**Brief**
Give the number of lines that include the string "горшочках", nothing more.

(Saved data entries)
--

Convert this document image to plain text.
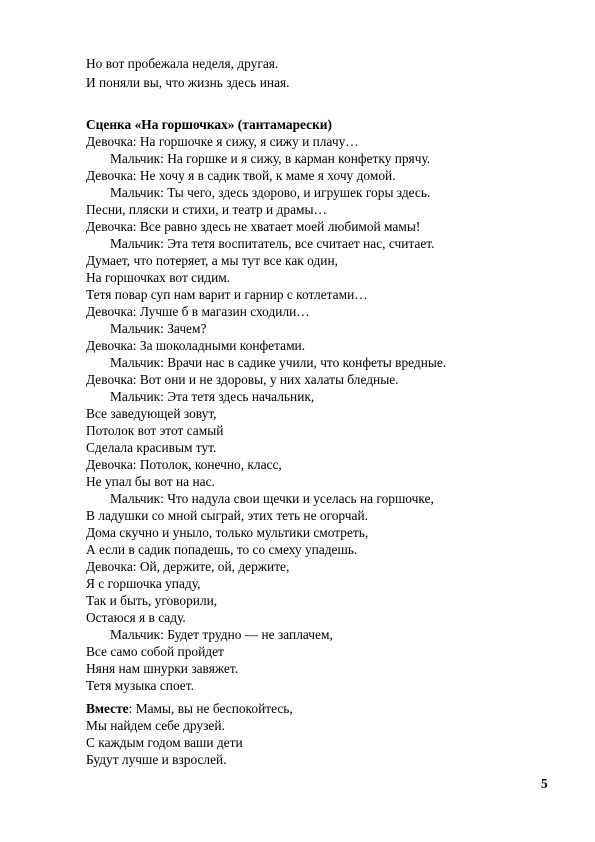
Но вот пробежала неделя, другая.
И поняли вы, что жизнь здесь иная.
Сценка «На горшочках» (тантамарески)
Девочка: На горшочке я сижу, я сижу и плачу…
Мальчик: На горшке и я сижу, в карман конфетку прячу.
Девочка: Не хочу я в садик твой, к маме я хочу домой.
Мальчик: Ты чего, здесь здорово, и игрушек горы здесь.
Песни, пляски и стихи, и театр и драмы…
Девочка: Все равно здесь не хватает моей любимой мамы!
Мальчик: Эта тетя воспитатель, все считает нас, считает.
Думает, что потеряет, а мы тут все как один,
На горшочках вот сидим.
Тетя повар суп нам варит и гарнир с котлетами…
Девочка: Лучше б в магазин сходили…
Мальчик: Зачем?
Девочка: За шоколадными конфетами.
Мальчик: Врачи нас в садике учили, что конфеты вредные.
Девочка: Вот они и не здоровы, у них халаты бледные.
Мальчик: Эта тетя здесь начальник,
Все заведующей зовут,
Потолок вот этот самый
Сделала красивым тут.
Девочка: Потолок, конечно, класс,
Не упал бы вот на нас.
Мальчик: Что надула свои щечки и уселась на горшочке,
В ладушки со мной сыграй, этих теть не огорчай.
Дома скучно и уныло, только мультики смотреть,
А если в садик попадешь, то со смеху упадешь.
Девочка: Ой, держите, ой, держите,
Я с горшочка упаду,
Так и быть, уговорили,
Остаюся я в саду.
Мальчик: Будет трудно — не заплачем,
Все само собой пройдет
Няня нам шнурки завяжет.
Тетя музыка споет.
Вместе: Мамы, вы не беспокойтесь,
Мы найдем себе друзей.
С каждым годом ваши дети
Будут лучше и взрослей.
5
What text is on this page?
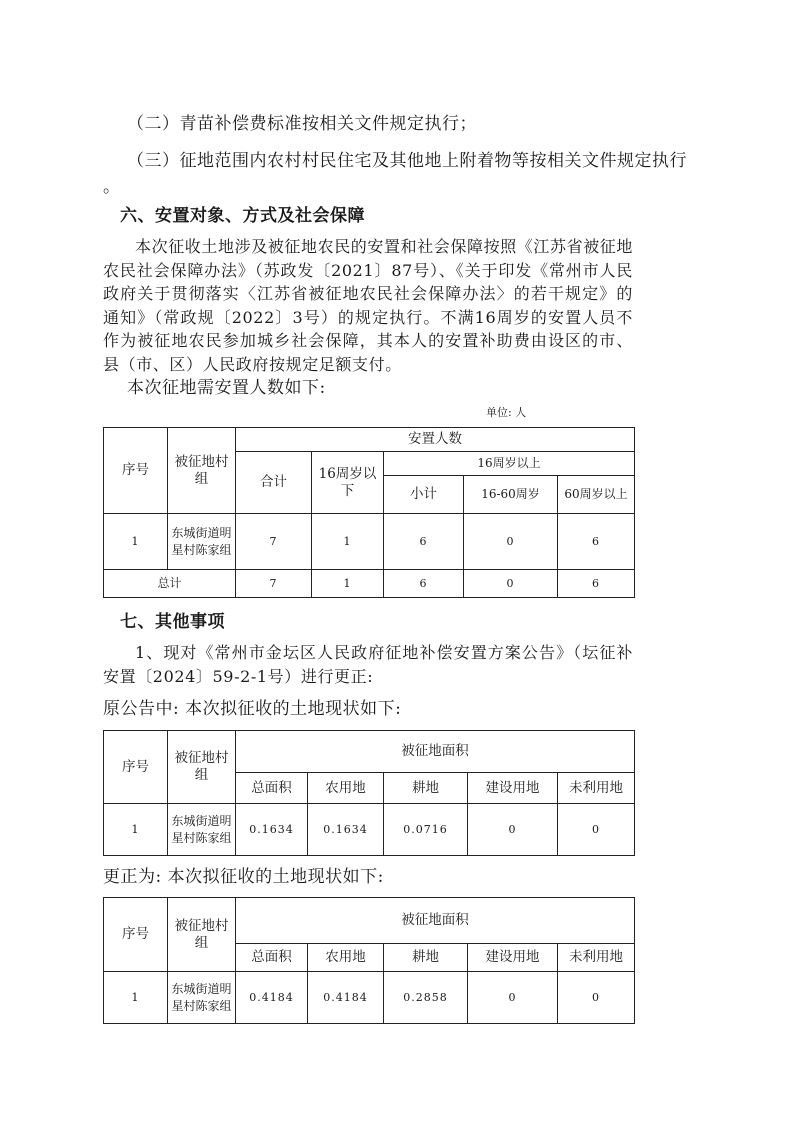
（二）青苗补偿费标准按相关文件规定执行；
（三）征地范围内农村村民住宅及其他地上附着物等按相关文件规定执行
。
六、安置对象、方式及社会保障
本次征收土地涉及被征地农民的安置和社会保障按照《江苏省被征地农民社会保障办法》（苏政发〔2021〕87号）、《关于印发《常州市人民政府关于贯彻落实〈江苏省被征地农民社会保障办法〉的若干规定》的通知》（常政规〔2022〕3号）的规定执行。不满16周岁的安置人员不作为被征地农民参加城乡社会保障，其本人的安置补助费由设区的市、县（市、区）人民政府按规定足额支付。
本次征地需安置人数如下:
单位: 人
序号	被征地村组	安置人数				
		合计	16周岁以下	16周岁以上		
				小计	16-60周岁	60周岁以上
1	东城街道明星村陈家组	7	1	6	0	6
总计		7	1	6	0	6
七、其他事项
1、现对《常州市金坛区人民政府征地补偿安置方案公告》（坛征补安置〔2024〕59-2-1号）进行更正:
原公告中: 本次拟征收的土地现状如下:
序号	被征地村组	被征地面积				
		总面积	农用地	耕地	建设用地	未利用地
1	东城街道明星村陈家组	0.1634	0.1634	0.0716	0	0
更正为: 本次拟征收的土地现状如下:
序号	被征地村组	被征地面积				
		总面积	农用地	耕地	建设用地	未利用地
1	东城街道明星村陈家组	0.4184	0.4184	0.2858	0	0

--

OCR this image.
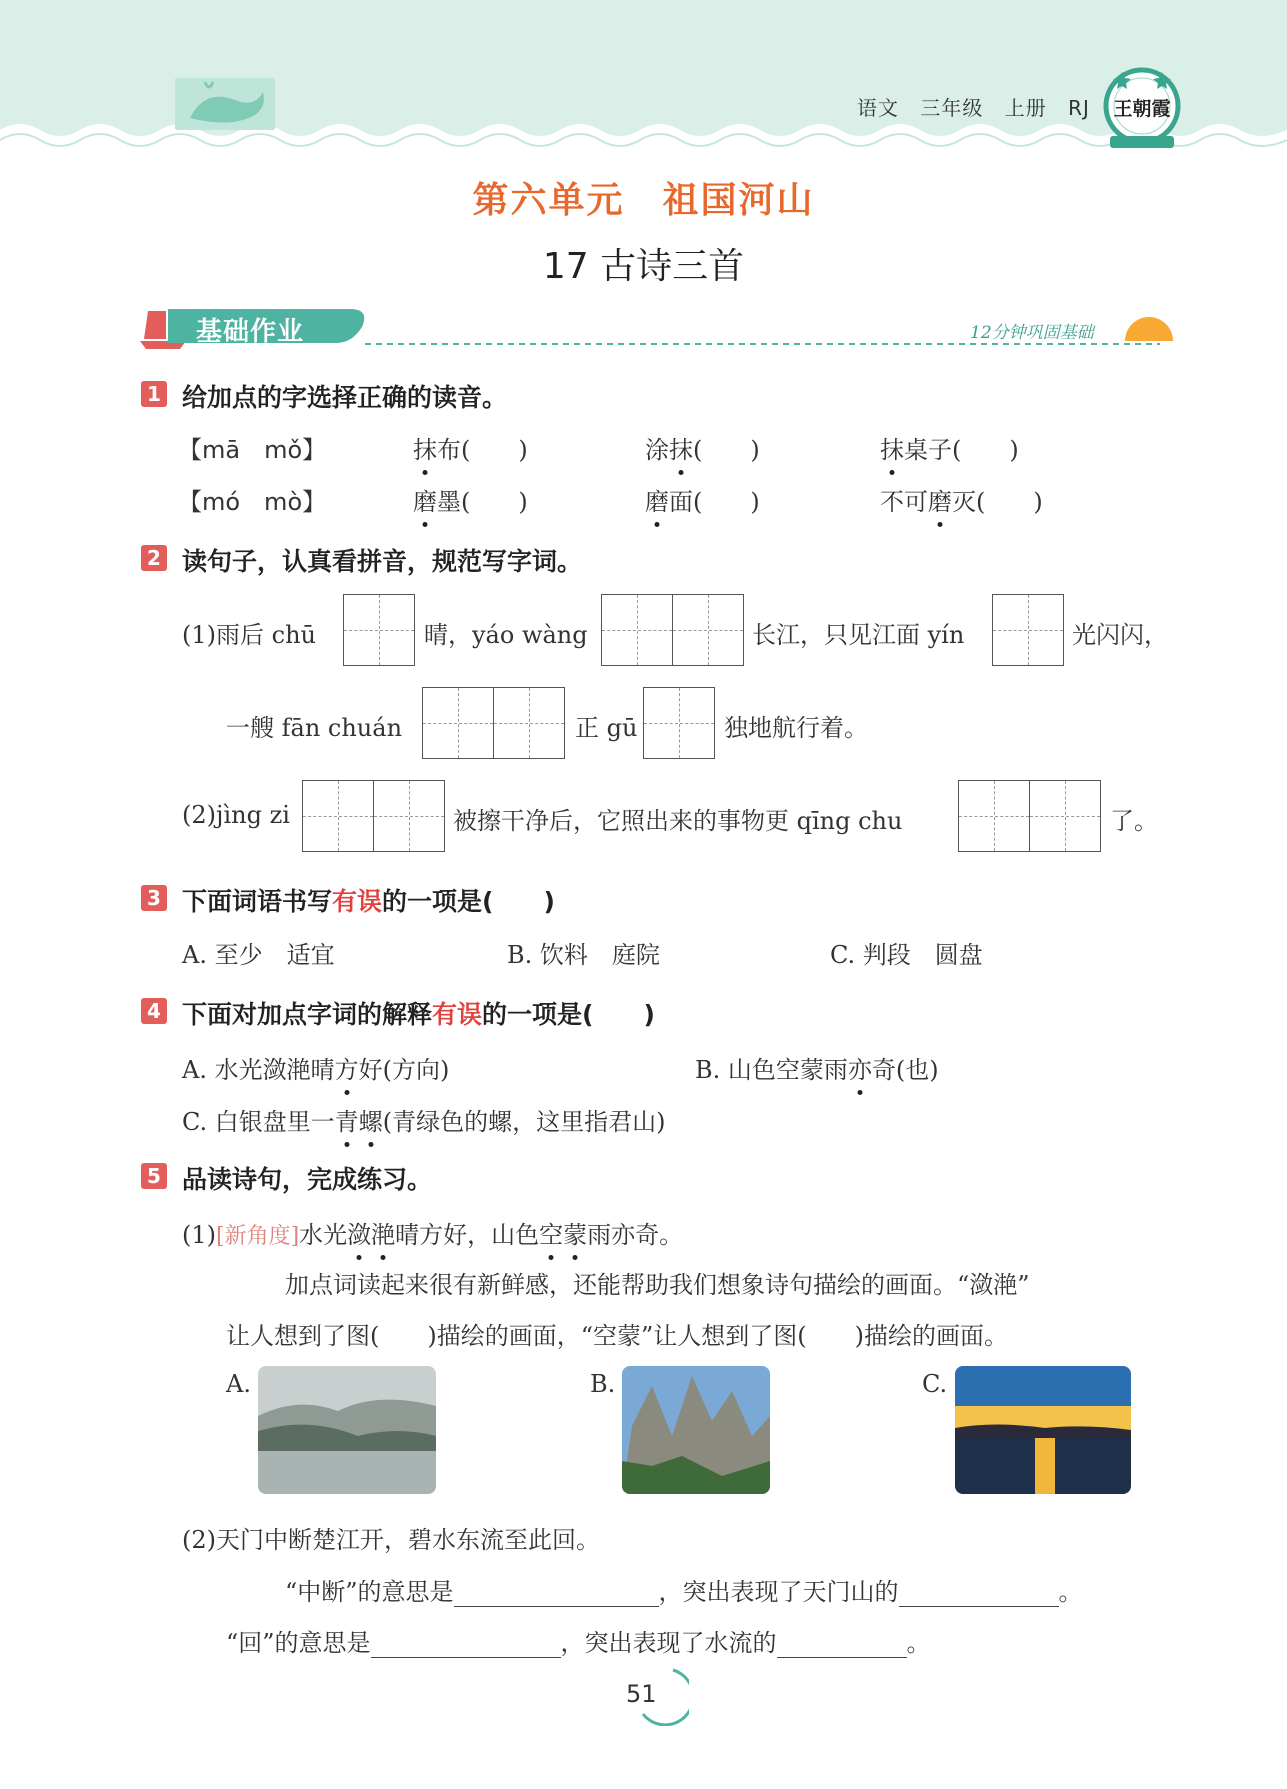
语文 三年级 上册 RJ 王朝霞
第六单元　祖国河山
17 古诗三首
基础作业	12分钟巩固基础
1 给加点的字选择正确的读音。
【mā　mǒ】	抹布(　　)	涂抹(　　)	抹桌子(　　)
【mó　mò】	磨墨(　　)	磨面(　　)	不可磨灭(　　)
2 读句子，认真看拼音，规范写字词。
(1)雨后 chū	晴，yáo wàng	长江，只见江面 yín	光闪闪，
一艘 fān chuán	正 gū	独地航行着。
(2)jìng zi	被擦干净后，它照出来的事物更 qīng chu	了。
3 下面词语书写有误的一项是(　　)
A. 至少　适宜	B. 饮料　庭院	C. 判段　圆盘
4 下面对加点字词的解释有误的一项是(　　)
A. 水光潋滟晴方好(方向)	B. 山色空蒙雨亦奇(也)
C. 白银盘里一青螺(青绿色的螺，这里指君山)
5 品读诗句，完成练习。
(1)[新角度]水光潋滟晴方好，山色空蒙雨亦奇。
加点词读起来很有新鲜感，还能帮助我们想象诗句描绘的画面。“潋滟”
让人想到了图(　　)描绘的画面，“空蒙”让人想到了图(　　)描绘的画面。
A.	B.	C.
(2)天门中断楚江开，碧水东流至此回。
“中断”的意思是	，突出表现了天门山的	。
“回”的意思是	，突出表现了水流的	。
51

--

**Worked answer**
2